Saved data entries

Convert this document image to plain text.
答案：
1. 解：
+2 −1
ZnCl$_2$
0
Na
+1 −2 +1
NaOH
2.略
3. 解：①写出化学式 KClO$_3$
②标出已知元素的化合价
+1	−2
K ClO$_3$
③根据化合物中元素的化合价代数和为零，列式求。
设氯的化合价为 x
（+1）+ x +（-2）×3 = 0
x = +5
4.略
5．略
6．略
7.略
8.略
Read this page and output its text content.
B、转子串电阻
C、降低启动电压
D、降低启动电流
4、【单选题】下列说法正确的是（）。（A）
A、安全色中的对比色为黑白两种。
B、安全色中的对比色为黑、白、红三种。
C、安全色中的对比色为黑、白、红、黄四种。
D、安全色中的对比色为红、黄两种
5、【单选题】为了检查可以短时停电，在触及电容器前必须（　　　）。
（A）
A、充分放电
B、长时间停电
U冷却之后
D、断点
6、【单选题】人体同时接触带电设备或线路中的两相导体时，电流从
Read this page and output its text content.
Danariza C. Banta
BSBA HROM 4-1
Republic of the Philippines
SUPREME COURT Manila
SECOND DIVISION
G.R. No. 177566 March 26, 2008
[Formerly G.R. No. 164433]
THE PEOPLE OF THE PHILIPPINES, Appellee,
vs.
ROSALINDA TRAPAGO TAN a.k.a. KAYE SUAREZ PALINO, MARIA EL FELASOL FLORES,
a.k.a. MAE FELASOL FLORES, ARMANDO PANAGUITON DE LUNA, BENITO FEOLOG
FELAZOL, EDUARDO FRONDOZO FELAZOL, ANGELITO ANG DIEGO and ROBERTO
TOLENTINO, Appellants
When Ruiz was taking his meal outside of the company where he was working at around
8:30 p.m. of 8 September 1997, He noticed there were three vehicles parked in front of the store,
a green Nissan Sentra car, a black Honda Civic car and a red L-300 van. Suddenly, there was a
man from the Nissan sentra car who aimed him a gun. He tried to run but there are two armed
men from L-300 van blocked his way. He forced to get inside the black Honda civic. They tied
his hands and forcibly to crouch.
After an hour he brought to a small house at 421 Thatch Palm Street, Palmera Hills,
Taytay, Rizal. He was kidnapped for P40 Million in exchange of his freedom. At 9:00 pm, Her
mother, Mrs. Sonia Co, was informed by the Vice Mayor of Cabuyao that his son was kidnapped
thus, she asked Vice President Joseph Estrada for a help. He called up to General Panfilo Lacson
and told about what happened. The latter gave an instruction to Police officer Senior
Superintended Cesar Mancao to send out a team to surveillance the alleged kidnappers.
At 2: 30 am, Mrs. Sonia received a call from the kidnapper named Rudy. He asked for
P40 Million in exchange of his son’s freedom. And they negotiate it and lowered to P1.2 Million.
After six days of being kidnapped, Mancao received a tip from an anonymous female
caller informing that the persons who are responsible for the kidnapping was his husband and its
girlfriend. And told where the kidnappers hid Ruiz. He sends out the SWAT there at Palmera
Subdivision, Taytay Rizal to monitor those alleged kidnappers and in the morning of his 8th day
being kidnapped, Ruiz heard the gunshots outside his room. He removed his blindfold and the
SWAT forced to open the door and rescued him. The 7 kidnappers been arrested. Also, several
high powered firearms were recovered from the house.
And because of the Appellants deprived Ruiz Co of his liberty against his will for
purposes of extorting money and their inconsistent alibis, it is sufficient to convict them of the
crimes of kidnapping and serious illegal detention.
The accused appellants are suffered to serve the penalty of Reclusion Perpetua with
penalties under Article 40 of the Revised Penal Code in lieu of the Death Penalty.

§ What you need to do:
Copy out every entry again, exactly as it was given.

§ Task output:
Convert this document image to plain text.
答案：
1. 解：
+2 −1
ZnCl$_2$
0
Na
+1 −2 +1
NaOH
2.略
3. 解：①写出化学式 KClO$_3$
②标出已知元素的化合价
+1	−2
K ClO$_3$
③根据化合物中元素的化合价代数和为零，列式求。
设氯的化合价为 x
（+1）+ x +（-2）×3 = 0
x = +5
4.略
5．略
6．略
7.略
8.略
Read this page and output its text content.
B、转子串电阻
C、降低启动电压
D、降低启动电流
4、【单选题】下列说法正确的是（）。（A）
A、安全色中的对比色为黑白两种。
B、安全色中的对比色为黑、白、红三种。
C、安全色中的对比色为黑、白、红、黄四种。
D、安全色中的对比色为红、黄两种
5、【单选题】为了检查可以短时停电，在触及电容器前必须（　　　）。
（A）
A、充分放电
B、长时间停电
U冷却之后
D、断点
6、【单选题】人体同时接触带电设备或线路中的两相导体时，电流从
Read this page and output its text content.
Danariza C. Banta
BSBA HROM 4-1
Republic of the Philippines
SUPREME COURT Manila
SECOND DIVISION
G.R. No. 177566 March 26, 2008
[Formerly G.R. No. 164433]
THE PEOPLE OF THE PHILIPPINES, Appellee,
vs.
ROSALINDA TRAPAGO TAN a.k.a. KAYE SUAREZ PALINO, MARIA EL FELASOL FLORES,
a.k.a. MAE FELASOL FLORES, ARMANDO PANAGUITON DE LUNA, BENITO FEOLOG
FELAZOL, EDUARDO FRONDOZO FELAZOL, ANGELITO ANG DIEGO and ROBERTO
TOLENTINO, Appellants
When Ruiz was taking his meal outside of the company where he was working at around
8:30 p.m. of 8 September 1997, He noticed there were three vehicles parked in front of the store,
a green Nissan Sentra car, a black Honda Civic car and a red L-300 van. Suddenly, there was a
man from the Nissan sentra car who aimed him a gun. He tried to run but there are two armed
men from L-300 van blocked his way. He forced to get inside the black Honda civic. They tied
his hands and forcibly to crouch.
After an hour he brought to a small house at 421 Thatch Palm Street, Palmera Hills,
Taytay, Rizal. He was kidnapped for P40 Million in exchange of his freedom. At 9:00 pm, Her
mother, Mrs. Sonia Co, was informed by the Vice Mayor of Cabuyao that his son was kidnapped
thus, she asked Vice President Joseph Estrada for a help. He called up to General Panfilo Lacson
and told about what happened. The latter gave an instruction to Police officer Senior
Superintended Cesar Mancao to send out a team to surveillance the alleged kidnappers.
At 2: 30 am, Mrs. Sonia received a call from the kidnapper named Rudy. He asked for
P40 Million in exchange of his son’s freedom. And they negotiate it and lowered to P1.2 Million.
After six days of being kidnapped, Mancao received a tip from an anonymous female
caller informing that the persons who are responsible for the kidnapping was his husband and its
girlfriend. And told where the kidnappers hid Ruiz. He sends out the SWAT there at Palmera
Subdivision, Taytay Rizal to monitor those alleged kidnappers and in the morning of his 8th day
being kidnapped, Ruiz heard the gunshots outside his room. He removed his blindfold and the
SWAT forced to open the door and rescued him. The 7 kidnappers been arrested. Also, several
high powered firearms were recovered from the house.
And because of the Appellants deprived Ruiz Co of his liberty against his will for
purposes of extorting money and their inconsistent alibis, it is sufficient to convict them of the
crimes of kidnapping and serious illegal detention.
The accused appellants are suffered to serve the penalty of Reclusion Perpetua with
penalties under Article 40 of the Revised Penal Code in lieu of the Death Penalty.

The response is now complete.